Reproduce the lines below word for word, starting at the first line and ending at the line that contains "heatmap-cell bbox=[91, 270, 98, 277]", with both of those lines included.

══════

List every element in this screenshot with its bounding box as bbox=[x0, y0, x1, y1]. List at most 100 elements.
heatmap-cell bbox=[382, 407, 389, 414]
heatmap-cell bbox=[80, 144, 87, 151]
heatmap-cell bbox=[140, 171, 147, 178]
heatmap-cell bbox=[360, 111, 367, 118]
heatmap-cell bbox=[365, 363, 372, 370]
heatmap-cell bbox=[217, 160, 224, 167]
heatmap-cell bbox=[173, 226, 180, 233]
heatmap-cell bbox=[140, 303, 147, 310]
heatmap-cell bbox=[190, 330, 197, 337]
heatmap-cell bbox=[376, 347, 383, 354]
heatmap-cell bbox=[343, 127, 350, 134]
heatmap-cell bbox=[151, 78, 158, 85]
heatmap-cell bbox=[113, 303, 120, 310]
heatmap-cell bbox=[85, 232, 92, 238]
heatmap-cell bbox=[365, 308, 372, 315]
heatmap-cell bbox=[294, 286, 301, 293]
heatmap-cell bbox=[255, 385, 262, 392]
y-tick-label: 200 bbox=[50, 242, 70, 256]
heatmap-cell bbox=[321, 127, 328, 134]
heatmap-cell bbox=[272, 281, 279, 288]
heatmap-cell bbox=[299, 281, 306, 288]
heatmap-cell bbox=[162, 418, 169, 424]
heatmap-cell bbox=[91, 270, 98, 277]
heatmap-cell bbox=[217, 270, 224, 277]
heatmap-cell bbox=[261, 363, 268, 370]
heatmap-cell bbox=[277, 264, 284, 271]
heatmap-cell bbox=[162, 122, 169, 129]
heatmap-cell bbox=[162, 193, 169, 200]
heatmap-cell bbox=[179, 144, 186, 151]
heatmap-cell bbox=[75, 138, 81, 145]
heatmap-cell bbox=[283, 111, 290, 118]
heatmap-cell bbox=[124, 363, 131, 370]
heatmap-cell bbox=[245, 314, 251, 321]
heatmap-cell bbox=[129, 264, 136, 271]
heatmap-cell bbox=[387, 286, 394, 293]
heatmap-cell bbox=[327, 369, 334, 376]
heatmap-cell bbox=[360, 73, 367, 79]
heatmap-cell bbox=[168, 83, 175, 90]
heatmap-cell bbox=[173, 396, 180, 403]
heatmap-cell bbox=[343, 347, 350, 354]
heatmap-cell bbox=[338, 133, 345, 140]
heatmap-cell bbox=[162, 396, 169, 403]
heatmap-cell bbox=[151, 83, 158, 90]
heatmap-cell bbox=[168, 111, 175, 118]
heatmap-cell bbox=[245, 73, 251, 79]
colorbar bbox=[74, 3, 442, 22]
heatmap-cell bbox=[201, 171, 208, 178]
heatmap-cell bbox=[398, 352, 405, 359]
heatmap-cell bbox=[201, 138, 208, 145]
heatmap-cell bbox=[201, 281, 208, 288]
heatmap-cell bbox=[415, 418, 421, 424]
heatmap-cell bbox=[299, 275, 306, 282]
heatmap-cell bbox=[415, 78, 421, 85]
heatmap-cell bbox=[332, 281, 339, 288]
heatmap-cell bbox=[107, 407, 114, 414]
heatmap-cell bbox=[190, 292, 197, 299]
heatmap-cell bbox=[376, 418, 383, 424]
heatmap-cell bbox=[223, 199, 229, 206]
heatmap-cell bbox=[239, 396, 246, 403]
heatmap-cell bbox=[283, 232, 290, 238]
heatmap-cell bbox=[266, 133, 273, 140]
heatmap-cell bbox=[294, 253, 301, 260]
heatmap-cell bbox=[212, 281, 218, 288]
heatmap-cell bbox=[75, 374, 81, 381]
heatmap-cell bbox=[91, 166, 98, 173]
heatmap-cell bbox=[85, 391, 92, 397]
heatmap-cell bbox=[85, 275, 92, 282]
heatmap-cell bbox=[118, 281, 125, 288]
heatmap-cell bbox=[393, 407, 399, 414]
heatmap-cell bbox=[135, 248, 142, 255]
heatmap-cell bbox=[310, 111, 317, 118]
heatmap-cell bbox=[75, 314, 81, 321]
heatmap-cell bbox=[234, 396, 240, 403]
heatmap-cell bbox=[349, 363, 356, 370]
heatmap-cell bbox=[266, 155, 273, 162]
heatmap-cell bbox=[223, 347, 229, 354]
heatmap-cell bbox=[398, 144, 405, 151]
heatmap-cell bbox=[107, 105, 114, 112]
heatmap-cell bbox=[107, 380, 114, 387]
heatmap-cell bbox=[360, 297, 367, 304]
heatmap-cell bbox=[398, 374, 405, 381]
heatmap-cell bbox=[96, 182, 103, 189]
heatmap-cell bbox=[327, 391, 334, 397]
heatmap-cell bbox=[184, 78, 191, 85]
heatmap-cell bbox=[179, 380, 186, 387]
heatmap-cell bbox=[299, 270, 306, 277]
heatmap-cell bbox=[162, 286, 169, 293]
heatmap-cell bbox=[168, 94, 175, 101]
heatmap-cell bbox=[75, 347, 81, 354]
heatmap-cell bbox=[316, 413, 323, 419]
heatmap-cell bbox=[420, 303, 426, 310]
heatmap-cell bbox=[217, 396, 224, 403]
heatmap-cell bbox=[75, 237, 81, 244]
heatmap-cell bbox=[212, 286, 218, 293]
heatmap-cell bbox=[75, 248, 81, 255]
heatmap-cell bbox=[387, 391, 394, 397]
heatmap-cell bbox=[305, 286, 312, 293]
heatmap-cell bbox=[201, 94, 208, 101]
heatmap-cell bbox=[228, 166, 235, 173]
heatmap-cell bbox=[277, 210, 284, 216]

══════

Solution for this exercise —
List every element in this screenshot with its bounding box as bbox=[x0, y0, x1, y1]. List at most 100 elements.
heatmap-cell bbox=[382, 407, 389, 414]
heatmap-cell bbox=[80, 144, 87, 151]
heatmap-cell bbox=[140, 171, 147, 178]
heatmap-cell bbox=[360, 111, 367, 118]
heatmap-cell bbox=[365, 363, 372, 370]
heatmap-cell bbox=[217, 160, 224, 167]
heatmap-cell bbox=[173, 226, 180, 233]
heatmap-cell bbox=[140, 303, 147, 310]
heatmap-cell bbox=[190, 330, 197, 337]
heatmap-cell bbox=[376, 347, 383, 354]
heatmap-cell bbox=[343, 127, 350, 134]
heatmap-cell bbox=[151, 78, 158, 85]
heatmap-cell bbox=[113, 303, 120, 310]
heatmap-cell bbox=[85, 232, 92, 238]
heatmap-cell bbox=[365, 308, 372, 315]
heatmap-cell bbox=[294, 286, 301, 293]
heatmap-cell bbox=[255, 385, 262, 392]
y-tick-label: 200 bbox=[50, 242, 70, 256]
heatmap-cell bbox=[321, 127, 328, 134]
heatmap-cell bbox=[272, 281, 279, 288]
heatmap-cell bbox=[299, 281, 306, 288]
heatmap-cell bbox=[162, 418, 169, 424]
heatmap-cell bbox=[91, 270, 98, 277]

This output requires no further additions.